- **DATA LISTING**:

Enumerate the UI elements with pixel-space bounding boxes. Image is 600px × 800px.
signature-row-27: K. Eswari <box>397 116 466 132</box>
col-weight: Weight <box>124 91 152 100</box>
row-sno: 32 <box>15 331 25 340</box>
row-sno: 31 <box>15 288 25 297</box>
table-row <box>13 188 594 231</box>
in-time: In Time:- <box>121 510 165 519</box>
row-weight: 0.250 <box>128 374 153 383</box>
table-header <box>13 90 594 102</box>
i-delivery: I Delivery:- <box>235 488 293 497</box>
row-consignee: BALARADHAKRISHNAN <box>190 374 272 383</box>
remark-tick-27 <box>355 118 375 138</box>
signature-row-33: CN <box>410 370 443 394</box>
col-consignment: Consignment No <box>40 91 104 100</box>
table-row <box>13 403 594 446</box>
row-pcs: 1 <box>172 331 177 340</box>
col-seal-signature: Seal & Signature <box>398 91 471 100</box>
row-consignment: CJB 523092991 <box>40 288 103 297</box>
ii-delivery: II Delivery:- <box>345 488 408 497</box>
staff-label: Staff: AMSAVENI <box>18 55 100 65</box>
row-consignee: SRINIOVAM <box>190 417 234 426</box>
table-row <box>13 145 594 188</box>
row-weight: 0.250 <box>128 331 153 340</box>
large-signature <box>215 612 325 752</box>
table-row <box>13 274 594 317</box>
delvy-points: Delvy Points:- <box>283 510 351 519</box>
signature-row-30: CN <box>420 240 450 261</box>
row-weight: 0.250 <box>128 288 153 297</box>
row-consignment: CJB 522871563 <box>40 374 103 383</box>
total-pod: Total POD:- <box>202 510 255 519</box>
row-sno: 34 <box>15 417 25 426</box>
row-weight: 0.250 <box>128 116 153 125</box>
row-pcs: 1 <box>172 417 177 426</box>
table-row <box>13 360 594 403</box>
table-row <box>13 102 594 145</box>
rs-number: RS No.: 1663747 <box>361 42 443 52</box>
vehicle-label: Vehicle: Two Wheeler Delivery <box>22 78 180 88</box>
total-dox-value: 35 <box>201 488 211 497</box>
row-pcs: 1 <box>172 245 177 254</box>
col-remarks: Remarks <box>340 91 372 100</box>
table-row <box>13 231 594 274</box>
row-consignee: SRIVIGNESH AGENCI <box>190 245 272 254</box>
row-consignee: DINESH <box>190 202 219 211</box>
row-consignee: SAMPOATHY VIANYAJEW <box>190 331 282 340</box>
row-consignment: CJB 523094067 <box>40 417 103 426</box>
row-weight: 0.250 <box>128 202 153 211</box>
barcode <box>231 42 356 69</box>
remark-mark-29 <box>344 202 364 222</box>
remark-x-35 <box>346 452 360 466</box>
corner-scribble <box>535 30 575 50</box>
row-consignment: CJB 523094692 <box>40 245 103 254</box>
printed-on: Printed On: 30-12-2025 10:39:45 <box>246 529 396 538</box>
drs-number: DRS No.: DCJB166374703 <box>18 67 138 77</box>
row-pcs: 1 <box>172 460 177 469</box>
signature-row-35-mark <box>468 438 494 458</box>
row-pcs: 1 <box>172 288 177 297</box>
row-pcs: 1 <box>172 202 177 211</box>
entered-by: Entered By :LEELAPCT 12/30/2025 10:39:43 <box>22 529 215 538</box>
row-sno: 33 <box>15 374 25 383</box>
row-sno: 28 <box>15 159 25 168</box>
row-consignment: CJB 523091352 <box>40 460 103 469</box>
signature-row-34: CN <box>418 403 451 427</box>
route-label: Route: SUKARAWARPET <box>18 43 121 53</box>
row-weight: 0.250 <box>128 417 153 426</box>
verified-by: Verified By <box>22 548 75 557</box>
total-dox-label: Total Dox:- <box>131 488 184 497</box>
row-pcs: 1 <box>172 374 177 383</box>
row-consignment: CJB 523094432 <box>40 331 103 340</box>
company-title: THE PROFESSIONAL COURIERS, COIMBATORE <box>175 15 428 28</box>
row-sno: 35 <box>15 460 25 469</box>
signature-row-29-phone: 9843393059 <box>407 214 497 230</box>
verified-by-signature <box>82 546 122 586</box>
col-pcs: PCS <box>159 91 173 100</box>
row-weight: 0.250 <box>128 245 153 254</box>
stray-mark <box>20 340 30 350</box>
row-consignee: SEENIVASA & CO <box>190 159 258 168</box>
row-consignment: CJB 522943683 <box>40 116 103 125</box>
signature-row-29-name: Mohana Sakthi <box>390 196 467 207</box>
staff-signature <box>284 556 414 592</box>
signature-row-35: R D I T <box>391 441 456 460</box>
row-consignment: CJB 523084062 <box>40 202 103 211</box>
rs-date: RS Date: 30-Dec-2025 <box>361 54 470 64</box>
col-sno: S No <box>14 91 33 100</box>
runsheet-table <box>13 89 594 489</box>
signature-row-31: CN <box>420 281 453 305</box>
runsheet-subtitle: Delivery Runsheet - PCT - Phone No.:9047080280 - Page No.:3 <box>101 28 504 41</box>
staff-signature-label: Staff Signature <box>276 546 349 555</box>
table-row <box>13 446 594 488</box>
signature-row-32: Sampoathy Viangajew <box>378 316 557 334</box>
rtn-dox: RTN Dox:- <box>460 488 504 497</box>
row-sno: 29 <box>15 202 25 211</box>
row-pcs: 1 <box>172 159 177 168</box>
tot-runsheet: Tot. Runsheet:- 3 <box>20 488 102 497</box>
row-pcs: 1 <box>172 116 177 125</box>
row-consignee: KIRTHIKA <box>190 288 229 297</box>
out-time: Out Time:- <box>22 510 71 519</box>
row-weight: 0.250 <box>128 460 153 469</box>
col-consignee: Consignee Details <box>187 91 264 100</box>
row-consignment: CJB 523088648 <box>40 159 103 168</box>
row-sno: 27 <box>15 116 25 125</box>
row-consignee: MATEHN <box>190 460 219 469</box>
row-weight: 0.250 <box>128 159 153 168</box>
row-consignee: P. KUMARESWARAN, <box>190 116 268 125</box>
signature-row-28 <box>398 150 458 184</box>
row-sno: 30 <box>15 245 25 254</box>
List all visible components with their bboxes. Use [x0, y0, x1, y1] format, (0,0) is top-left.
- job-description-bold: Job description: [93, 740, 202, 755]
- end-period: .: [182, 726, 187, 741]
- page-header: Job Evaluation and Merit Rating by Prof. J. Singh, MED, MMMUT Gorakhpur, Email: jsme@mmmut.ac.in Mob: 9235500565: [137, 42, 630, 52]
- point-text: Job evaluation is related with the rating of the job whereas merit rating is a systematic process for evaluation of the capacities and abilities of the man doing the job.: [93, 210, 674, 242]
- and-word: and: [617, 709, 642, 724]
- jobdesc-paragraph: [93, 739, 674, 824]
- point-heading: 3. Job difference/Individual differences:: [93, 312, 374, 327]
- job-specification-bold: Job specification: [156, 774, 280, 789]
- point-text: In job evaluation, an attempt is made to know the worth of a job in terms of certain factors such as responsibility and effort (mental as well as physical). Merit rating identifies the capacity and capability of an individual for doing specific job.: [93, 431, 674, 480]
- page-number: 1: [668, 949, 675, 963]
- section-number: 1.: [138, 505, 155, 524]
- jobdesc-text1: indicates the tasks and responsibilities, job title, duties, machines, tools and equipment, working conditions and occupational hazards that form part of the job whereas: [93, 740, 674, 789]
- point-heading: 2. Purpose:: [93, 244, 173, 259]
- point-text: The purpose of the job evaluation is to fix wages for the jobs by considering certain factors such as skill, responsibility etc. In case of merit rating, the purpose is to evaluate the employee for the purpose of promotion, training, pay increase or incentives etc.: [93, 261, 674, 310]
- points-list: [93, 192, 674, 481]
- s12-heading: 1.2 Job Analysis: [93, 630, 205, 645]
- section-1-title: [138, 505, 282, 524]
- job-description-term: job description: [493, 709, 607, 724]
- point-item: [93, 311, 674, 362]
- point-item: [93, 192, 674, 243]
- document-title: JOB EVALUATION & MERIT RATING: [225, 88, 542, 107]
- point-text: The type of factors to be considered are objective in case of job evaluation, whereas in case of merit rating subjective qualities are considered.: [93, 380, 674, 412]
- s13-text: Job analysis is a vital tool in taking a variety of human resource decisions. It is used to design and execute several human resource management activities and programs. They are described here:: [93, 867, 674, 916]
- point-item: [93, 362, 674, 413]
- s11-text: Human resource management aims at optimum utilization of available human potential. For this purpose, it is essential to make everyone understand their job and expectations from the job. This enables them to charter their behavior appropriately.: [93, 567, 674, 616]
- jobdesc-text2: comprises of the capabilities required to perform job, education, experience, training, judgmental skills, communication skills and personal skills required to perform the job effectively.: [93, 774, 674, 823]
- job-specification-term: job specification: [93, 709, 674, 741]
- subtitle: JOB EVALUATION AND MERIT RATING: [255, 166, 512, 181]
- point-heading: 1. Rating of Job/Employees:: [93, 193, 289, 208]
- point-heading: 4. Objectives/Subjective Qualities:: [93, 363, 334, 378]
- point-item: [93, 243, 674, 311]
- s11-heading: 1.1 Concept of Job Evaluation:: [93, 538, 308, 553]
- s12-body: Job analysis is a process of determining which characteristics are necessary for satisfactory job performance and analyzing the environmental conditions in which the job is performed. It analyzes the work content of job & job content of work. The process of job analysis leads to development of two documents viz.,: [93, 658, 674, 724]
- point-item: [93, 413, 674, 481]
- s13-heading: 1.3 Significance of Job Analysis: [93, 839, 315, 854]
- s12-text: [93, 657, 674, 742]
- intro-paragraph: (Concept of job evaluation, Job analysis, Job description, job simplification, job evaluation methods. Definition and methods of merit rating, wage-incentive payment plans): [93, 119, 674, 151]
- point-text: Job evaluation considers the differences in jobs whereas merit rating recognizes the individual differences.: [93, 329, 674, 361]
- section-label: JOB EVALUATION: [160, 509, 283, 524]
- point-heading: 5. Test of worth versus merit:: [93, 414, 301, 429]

- **EXERCISE DESCRIPTION**:
Give the entries from the very first line through the line containing "i-delivery: I Delivery:- <box>235", both included, as a Markdown table with the columns Row and Line. Number each line and leave out blank lines.

- **SOLUTION TO THIS EXERCISE**:
| Row | Line |
|---|---|
| 1 | Enumerate the UI elements with pixel-space bounding boxes. Image is 600px × 800px. |
| 2 | signature-row-27: K. Eswari <box>397 116 466 132</box> |
| 3 | col-weight: Weight <box>124 91 152 100</box> |
| 4 | row-sno: 32 <box>15 331 25 340</box> |
| 5 | row-sno: 31 <box>15 288 25 297</box> |
| 6 | table-row <box>13 188 594 231</box> |
| 7 | in-time: In Time:- <box>121 510 165 519</box> |
| 8 | row-weight: 0.250 <box>128 374 153 383</box> |
| 9 | table-header <box>13 90 594 102</box> |
| 10 | i-delivery: I Delivery:- <box>235 488 293 497</box> |